◆ Task prompt ◆
Transcribe every line of the listing below without any deviation.
━━━
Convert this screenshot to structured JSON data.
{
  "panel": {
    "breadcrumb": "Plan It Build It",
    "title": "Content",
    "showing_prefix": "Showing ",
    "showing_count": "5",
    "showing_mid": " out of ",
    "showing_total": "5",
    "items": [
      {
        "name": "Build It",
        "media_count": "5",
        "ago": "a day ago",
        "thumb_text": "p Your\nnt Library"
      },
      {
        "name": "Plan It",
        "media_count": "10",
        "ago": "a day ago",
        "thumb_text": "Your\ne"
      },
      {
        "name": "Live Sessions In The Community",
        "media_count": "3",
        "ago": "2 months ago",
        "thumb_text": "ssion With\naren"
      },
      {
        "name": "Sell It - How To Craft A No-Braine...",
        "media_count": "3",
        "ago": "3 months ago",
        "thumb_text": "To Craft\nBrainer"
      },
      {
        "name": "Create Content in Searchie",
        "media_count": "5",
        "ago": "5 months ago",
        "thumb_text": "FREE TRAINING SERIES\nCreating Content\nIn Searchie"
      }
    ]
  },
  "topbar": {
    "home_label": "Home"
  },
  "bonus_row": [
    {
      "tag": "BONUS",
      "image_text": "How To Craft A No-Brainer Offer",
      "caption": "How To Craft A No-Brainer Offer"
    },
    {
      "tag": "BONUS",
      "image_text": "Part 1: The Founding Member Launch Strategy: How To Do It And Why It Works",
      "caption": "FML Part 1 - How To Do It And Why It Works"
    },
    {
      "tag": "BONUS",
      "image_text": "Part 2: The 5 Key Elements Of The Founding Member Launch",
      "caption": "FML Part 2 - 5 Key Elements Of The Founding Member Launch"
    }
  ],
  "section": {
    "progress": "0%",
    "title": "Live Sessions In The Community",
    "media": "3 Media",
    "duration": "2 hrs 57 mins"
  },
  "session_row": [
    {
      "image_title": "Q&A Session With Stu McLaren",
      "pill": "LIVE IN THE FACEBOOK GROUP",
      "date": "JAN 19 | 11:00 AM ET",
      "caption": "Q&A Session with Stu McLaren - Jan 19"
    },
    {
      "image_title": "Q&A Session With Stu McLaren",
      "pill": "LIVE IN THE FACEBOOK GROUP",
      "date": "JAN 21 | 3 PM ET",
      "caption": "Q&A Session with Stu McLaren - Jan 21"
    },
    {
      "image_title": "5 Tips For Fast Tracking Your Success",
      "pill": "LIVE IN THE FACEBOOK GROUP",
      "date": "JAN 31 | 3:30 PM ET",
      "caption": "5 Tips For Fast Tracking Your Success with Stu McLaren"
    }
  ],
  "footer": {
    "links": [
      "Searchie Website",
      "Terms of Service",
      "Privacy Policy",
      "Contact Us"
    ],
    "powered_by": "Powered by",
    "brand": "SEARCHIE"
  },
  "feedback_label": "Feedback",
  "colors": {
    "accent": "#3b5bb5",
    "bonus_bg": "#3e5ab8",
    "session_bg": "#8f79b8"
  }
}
━━━
◆ Exercise output ◆
Convert this screenshot to structured JSON data.
{
  "panel": {
    "breadcrumb": "Plan It Build It",
    "title": "Content",
    "showing_prefix": "Showing ",
    "showing_count": "5",
    "showing_mid": " out of ",
    "showing_total": "5",
    "items": [
      {
        "name": "Build It",
        "media_count": "5",
        "ago": "a day ago",
        "thumb_text": "p Your\nnt Library"
      },
      {
        "name": "Plan It",
        "media_count": "10",
        "ago": "a day ago",
        "thumb_text": "Your\ne"
      },
      {
        "name": "Live Sessions In The Community",
        "media_count": "3",
        "ago": "2 months ago",
        "thumb_text": "ssion With\naren"
      },
      {
        "name": "Sell It - How To Craft A No-Braine...",
        "media_count": "3",
        "ago": "3 months ago",
        "thumb_text": "To Craft\nBrainer"
      },
      {
        "name": "Create Content in Searchie",
        "media_count": "5",
        "ago": "5 months ago",
        "thumb_text": "FREE TRAINING SERIES\nCreating Content\nIn Searchie"
      }
    ]
  },
  "topbar": {
    "home_label": "Home"
  },
  "bonus_row": [
    {
      "tag": "BONUS",
      "image_text": "How To Craft A No-Brainer Offer",
      "caption": "How To Craft A No-Brainer Offer"
    },
    {
      "tag": "BONUS",
      "image_text": "Part 1: The Founding Member Launch Strategy: How To Do It And Why It Works",
      "caption": "FML Part 1 - How To Do It And Why It Works"
    },
    {
      "tag": "BONUS",
      "image_text": "Part 2: The 5 Key Elements Of The Founding Member Launch",
      "caption": "FML Part 2 - 5 Key Elements Of The Founding Member Launch"
    }
  ],
  "section": {
    "progress": "0%",
    "title": "Live Sessions In The Community",
    "media": "3 Media",
    "duration": "2 hrs 57 mins"
  },
  "session_row": [
    {
      "image_title": "Q&A Session With Stu McLaren",
      "pill": "LIVE IN THE FACEBOOK GROUP",
      "date": "JAN 19 | 11:00 AM ET",
      "caption": "Q&A Session with Stu McLaren - Jan 19"
    },
    {
      "image_title": "Q&A Session With Stu McLaren",
      "pill": "LIVE IN THE FACEBOOK GROUP",
      "date": "JAN 21 | 3 PM ET",
      "caption": "Q&A Session with Stu McLaren - Jan 21"
    },
    {
      "image_title": "5 Tips For Fast Tracking Your Success",
      "pill": "LIVE IN THE FACEBOOK GROUP",
      "date": "JAN 31 | 3:30 PM ET",
      "caption": "5 Tips For Fast Tracking Your Success with Stu McLaren"
    }
  ],
  "footer": {
    "links": [
      "Searchie Website",
      "Terms of Service",
      "Privacy Policy",
      "Contact Us"
    ],
    "powered_by": "Powered by",
    "brand": "SEARCHIE"
  },
  "feedback_label": "Feedback",
  "colors": {
    "accent": "#3b5bb5",
    "bonus_bg": "#3e5ab8",
    "session_bg": "#8f79b8"
  }
}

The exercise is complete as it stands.